═══ Information given ═══

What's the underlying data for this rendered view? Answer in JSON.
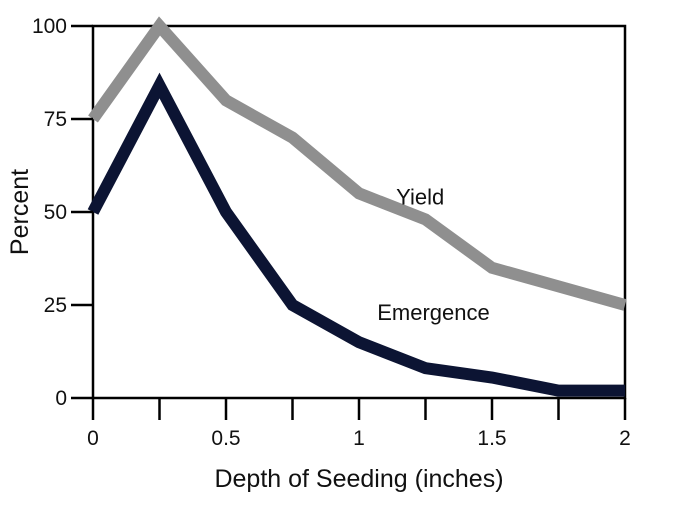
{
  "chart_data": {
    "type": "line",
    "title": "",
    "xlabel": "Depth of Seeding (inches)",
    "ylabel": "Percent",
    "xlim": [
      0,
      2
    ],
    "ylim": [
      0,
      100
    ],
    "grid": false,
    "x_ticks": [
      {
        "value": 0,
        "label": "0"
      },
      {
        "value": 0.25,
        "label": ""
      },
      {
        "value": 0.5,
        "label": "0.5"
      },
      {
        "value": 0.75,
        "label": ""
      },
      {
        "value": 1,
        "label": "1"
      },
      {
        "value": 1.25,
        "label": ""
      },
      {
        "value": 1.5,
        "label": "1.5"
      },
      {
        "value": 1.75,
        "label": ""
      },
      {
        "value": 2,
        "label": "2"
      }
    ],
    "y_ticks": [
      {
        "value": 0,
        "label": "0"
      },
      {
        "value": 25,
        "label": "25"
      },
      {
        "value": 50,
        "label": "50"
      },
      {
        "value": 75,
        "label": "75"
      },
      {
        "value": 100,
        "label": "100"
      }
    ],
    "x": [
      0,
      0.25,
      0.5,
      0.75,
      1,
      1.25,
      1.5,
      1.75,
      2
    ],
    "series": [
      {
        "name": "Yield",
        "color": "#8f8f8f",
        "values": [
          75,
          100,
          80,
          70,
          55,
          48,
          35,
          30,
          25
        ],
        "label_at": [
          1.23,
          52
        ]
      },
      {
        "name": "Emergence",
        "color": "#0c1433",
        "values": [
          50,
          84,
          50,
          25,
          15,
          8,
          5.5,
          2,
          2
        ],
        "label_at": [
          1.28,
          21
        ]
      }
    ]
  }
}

═══

Your task -
Leave out all pictures, then copy the remaining material exactly.

Full response -
What's the underlying data for this rendered view? Answer in JSON.
{
  "chart_data": {
    "type": "line",
    "title": "",
    "xlabel": "Depth of Seeding (inches)",
    "ylabel": "Percent",
    "xlim": [
      0,
      2
    ],
    "ylim": [
      0,
      100
    ],
    "grid": false,
    "x_ticks": [
      {
        "value": 0,
        "label": "0"
      },
      {
        "value": 0.25,
        "label": ""
      },
      {
        "value": 0.5,
        "label": "0.5"
      },
      {
        "value": 0.75,
        "label": ""
      },
      {
        "value": 1,
        "label": "1"
      },
      {
        "value": 1.25,
        "label": ""
      },
      {
        "value": 1.5,
        "label": "1.5"
      },
      {
        "value": 1.75,
        "label": ""
      },
      {
        "value": 2,
        "label": "2"
      }
    ],
    "y_ticks": [
      {
        "value": 0,
        "label": "0"
      },
      {
        "value": 25,
        "label": "25"
      },
      {
        "value": 50,
        "label": "50"
      },
      {
        "value": 75,
        "label": "75"
      },
      {
        "value": 100,
        "label": "100"
      }
    ],
    "x": [
      0,
      0.25,
      0.5,
      0.75,
      1,
      1.25,
      1.5,
      1.75,
      2
    ],
    "series": [
      {
        "name": "Yield",
        "color": "#8f8f8f",
        "values": [
          75,
          100,
          80,
          70,
          55,
          48,
          35,
          30,
          25
        ],
        "label_at": [
          1.23,
          52
        ]
      },
      {
        "name": "Emergence",
        "color": "#0c1433",
        "values": [
          50,
          84,
          50,
          25,
          15,
          8,
          5.5,
          2,
          2
        ],
        "label_at": [
          1.28,
          21
        ]
      }
    ]
  }
}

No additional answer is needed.